SUPPLIED MATERIAL:
--------------------------------------------------

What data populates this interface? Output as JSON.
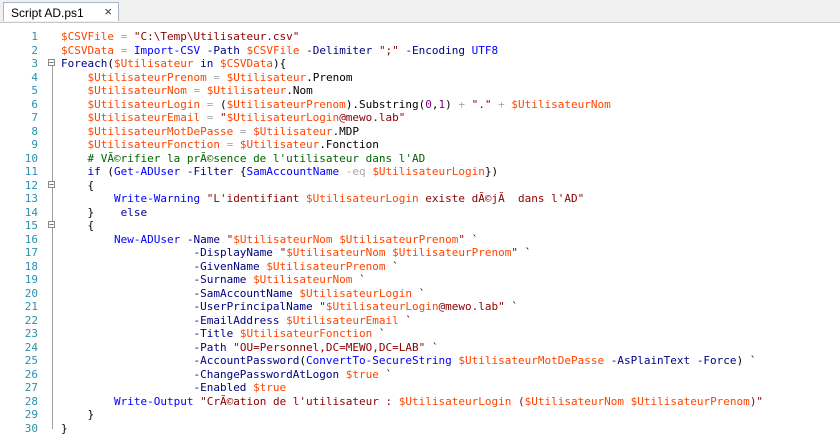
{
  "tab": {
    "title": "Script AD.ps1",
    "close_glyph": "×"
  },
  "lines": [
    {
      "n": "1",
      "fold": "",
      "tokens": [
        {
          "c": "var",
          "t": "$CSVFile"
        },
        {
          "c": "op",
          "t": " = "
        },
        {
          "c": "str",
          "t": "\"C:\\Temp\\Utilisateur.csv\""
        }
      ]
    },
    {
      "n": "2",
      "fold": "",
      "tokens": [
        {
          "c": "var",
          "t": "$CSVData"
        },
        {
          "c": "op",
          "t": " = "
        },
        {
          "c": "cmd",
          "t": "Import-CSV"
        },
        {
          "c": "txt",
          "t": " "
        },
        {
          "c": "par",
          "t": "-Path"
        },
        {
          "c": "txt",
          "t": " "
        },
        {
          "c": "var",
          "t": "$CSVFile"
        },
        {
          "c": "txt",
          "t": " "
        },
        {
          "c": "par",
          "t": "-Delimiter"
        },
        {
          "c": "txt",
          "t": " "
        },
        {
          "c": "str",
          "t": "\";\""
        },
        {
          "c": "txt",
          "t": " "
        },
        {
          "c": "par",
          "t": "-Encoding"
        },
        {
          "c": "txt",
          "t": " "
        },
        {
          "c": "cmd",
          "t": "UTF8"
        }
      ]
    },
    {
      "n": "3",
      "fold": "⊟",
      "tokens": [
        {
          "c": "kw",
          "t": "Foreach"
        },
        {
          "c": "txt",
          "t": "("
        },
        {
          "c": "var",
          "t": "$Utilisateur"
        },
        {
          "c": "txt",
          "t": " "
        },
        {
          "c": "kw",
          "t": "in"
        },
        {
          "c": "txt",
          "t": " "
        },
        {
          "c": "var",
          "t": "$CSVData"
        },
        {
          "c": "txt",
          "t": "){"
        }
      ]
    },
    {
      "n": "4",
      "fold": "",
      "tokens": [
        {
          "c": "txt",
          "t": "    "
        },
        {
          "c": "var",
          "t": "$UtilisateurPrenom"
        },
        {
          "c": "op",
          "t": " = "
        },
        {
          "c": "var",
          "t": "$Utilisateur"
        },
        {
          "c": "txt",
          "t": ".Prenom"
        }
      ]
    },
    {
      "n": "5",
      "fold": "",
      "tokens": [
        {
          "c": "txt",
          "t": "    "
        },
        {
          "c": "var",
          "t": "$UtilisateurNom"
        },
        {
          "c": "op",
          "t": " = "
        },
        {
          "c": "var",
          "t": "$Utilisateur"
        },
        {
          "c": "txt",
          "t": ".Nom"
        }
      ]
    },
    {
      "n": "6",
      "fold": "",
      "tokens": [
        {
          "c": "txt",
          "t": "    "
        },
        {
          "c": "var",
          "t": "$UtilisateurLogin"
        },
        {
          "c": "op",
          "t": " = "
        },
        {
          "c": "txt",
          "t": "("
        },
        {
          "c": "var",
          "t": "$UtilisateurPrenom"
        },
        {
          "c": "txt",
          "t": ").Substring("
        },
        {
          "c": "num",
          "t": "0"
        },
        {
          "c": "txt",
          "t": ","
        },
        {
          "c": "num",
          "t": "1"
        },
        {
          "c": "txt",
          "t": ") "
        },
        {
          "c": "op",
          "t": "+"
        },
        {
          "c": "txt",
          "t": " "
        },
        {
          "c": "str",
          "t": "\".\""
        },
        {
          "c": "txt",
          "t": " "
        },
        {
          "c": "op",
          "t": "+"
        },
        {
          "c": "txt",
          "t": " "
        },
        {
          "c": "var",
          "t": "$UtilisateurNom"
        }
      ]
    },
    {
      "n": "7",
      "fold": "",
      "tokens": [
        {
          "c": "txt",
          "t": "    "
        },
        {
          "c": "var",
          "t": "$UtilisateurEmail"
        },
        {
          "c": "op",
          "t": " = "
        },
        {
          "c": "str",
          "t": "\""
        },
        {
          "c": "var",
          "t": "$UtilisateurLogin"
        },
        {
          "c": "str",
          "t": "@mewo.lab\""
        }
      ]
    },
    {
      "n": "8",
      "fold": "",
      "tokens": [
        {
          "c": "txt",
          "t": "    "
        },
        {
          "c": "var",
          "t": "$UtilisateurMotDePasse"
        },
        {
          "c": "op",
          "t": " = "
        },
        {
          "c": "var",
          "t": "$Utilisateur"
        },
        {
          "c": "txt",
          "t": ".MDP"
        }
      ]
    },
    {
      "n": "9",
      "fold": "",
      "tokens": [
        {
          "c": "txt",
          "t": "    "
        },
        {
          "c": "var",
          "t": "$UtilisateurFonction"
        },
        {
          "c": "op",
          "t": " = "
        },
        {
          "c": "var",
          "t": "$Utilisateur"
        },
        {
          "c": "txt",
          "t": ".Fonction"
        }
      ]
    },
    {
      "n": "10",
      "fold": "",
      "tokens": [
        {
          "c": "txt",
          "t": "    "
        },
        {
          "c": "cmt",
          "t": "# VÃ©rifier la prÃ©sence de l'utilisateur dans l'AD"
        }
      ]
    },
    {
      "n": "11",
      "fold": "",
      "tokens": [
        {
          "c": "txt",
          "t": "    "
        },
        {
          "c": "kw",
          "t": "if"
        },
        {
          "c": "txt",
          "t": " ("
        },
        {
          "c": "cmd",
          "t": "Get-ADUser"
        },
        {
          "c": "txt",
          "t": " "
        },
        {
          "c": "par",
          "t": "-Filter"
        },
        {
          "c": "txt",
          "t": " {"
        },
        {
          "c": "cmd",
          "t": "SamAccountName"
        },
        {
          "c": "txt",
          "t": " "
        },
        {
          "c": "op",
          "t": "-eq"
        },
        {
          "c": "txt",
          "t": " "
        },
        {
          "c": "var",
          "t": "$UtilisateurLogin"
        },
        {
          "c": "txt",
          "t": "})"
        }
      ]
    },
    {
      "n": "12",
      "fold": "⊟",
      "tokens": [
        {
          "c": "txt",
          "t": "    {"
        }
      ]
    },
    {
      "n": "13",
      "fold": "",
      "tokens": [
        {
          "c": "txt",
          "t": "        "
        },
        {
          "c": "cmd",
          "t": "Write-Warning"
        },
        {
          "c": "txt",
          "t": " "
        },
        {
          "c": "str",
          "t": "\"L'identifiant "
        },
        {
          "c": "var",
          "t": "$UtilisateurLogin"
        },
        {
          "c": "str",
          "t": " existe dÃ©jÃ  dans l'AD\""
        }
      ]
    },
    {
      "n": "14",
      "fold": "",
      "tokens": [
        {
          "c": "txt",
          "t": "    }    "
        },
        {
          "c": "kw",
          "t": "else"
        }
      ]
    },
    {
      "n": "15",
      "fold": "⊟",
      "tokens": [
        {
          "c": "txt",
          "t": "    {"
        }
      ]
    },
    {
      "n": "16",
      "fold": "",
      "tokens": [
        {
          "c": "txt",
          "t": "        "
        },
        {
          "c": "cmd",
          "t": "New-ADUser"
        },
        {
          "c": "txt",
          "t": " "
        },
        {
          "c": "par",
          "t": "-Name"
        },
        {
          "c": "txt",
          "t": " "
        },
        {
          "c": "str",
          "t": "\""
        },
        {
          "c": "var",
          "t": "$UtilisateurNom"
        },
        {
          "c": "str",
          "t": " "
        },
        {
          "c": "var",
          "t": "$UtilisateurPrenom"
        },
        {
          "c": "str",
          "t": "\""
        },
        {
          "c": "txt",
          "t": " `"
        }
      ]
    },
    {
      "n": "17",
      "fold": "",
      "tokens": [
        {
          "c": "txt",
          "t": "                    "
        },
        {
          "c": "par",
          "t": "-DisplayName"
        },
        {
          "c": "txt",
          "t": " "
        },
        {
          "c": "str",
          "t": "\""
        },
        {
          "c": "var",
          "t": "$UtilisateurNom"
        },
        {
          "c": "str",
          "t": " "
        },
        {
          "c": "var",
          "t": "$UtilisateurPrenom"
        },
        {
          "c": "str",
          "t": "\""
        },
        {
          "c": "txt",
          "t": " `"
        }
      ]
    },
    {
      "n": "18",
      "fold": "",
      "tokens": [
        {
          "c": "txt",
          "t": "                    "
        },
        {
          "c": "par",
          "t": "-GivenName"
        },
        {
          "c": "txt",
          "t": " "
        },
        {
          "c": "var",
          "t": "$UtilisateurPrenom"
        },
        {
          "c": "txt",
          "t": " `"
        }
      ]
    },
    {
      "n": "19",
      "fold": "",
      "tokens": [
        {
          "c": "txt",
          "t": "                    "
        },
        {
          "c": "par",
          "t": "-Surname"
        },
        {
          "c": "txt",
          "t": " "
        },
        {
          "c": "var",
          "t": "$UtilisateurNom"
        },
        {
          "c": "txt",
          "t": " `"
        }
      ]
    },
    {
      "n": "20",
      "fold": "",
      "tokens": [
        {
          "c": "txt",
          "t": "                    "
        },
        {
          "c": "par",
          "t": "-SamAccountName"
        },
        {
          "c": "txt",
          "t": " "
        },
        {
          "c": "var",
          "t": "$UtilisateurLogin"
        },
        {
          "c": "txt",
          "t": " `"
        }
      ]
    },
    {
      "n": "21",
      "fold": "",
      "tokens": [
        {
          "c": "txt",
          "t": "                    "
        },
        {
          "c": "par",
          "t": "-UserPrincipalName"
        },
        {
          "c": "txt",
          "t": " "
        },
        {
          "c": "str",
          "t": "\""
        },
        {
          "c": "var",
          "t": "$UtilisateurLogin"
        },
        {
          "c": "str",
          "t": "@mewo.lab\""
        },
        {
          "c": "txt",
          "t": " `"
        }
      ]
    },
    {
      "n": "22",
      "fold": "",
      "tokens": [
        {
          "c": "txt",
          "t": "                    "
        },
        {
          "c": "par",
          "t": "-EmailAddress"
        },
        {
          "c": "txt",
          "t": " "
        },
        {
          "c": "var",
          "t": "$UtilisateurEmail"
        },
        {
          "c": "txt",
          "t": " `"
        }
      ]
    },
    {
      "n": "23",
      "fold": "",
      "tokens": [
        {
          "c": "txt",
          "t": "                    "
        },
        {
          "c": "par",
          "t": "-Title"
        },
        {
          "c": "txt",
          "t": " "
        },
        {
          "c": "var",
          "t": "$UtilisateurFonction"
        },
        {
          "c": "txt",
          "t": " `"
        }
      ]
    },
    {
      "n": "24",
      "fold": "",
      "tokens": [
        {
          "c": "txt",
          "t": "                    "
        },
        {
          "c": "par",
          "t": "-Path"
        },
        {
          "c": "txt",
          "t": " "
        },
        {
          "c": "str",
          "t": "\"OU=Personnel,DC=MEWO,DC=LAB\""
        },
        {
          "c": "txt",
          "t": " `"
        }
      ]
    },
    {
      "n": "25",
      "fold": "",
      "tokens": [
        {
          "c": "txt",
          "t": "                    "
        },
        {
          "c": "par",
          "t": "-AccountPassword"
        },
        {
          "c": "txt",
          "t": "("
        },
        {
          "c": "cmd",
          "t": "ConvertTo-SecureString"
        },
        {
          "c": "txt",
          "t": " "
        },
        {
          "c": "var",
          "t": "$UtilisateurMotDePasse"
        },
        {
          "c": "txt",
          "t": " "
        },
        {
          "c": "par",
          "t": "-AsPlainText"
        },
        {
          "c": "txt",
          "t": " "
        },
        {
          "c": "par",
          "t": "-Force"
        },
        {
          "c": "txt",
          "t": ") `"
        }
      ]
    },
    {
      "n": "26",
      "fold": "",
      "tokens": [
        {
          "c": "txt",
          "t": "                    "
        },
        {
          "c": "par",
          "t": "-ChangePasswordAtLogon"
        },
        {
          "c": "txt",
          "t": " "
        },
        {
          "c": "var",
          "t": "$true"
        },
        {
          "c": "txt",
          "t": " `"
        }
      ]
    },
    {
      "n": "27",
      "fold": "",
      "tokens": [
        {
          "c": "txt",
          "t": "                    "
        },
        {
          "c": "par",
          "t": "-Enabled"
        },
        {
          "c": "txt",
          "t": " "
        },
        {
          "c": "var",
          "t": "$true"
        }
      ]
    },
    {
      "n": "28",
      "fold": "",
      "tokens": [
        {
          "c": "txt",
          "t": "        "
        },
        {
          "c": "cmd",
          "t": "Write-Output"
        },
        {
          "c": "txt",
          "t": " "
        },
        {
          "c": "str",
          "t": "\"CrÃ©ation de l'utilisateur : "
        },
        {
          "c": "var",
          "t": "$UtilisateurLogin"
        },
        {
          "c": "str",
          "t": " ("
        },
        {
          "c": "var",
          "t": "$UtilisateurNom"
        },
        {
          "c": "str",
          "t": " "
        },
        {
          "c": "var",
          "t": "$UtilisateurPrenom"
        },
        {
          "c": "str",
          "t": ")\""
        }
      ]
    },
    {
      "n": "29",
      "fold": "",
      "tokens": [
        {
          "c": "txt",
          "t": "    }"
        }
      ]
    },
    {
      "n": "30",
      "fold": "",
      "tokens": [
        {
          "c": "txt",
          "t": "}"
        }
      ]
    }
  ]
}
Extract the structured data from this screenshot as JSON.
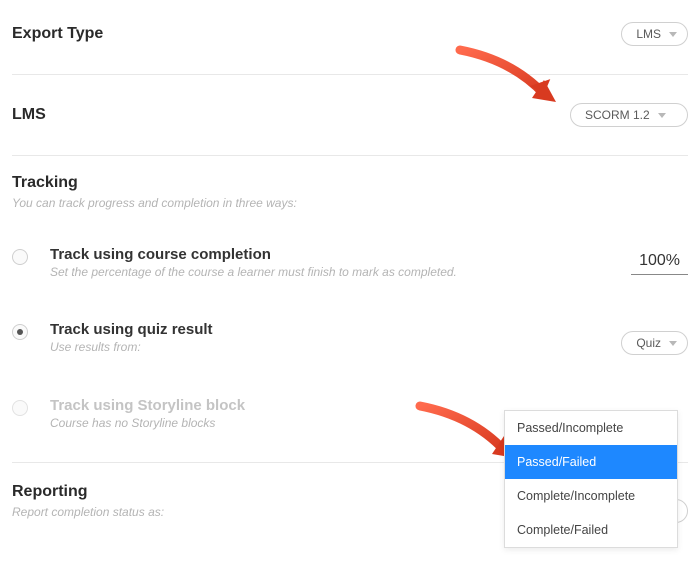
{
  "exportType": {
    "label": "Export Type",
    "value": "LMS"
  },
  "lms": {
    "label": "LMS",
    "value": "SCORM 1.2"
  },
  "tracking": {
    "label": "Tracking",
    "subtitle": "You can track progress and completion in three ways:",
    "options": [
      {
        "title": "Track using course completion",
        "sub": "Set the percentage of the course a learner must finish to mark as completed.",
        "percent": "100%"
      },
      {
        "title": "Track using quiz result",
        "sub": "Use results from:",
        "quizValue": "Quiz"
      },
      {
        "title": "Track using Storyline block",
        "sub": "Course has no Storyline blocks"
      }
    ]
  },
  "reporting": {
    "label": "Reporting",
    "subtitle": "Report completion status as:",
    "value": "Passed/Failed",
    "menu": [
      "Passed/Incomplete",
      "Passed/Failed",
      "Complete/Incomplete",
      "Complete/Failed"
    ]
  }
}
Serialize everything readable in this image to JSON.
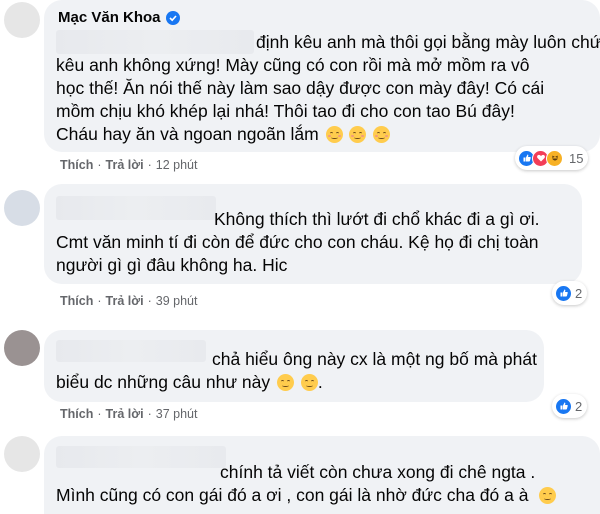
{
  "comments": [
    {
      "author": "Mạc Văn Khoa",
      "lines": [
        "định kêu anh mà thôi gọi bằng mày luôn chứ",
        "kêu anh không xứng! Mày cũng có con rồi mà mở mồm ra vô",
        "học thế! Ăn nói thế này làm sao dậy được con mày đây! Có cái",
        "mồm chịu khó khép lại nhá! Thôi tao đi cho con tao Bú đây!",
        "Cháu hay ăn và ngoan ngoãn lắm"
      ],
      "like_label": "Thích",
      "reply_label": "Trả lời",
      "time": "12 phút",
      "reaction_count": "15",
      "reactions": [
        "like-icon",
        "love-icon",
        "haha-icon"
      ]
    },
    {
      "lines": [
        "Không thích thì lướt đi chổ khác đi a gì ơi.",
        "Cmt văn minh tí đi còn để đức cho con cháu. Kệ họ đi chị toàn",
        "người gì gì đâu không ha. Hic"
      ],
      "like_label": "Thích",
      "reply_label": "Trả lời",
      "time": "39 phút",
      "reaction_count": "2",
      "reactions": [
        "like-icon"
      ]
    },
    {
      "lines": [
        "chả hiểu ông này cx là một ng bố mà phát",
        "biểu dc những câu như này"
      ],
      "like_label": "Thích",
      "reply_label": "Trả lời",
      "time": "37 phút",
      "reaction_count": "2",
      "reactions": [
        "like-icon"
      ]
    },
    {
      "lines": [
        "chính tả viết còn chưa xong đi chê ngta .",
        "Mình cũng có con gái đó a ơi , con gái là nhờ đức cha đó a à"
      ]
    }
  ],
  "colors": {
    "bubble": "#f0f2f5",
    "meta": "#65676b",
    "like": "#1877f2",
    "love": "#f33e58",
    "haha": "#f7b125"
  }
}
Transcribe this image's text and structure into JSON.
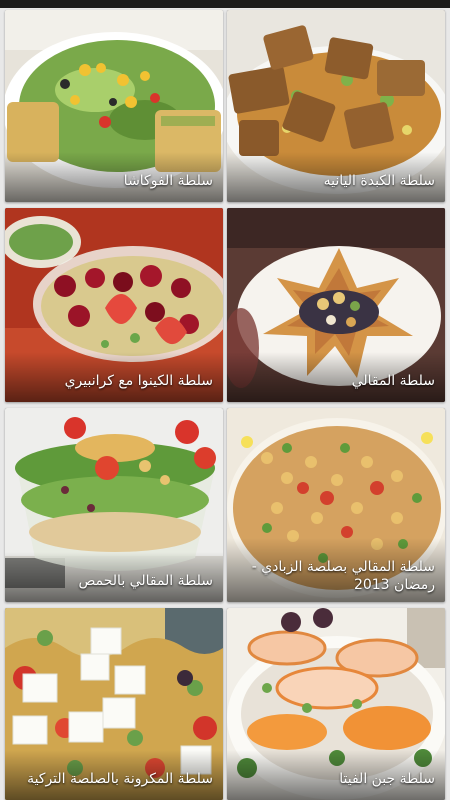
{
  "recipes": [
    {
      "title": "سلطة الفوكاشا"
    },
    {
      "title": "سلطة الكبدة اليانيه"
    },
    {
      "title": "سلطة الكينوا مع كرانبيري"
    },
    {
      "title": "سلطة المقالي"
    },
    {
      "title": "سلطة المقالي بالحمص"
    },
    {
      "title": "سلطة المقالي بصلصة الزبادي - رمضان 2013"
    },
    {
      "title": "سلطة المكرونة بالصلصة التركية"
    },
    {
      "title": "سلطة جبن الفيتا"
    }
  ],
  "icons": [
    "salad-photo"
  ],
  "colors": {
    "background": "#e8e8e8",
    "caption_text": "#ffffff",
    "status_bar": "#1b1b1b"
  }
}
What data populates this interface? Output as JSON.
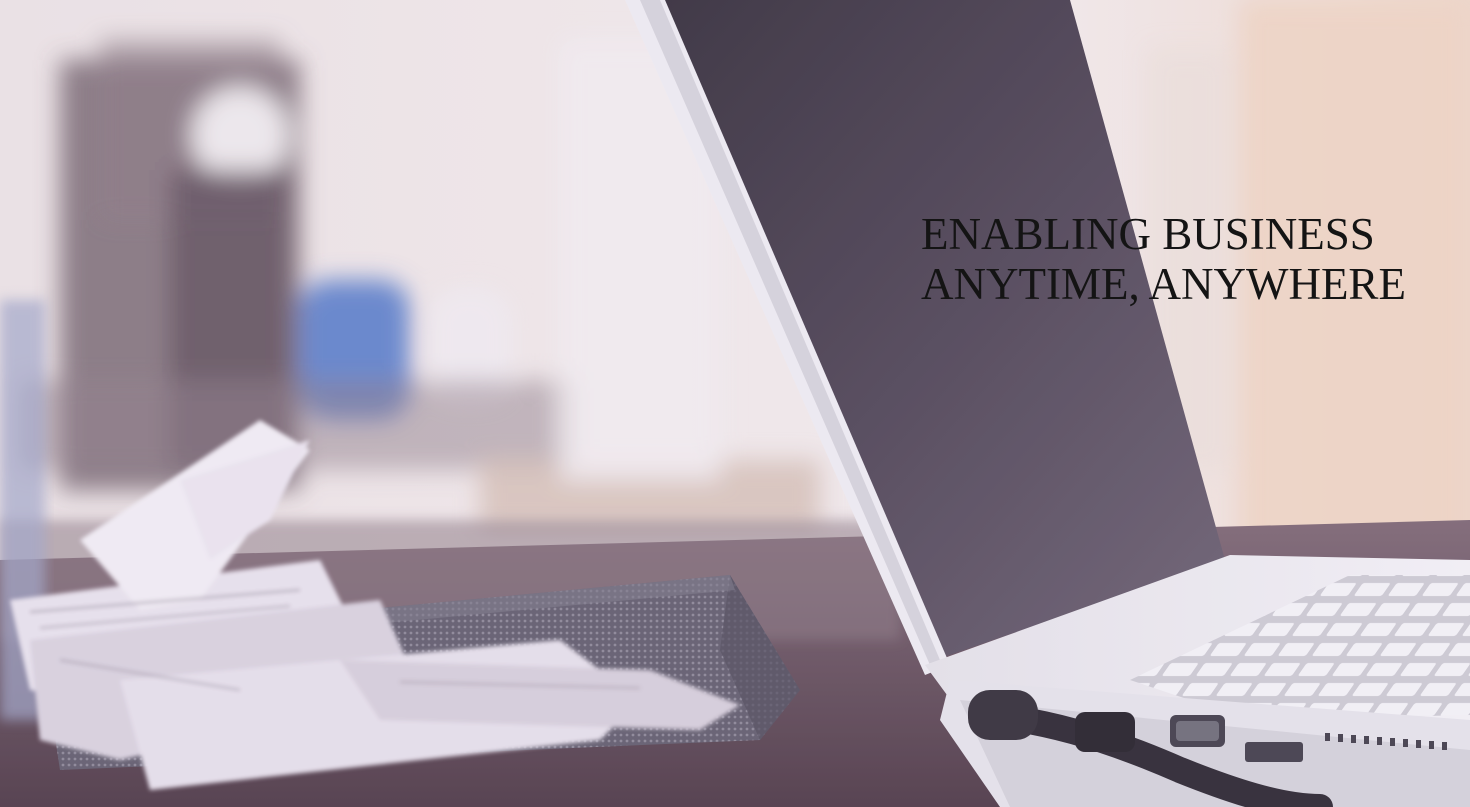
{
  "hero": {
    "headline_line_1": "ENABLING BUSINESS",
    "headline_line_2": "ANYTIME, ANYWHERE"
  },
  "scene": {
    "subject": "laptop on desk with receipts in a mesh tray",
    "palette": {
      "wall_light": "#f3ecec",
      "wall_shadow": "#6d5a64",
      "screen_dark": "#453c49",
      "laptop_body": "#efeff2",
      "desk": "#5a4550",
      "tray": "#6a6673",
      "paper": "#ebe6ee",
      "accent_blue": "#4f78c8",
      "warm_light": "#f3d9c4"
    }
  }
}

--------------------------------------------------

WORK INSTRUCTIONS: Where a line in the material contains "subtitle", copy that line.

WRITTEN SOLUTION:
    "subtitle": "You can track progress and completion in three ways:",
    "subtitle": "Report completion status as:",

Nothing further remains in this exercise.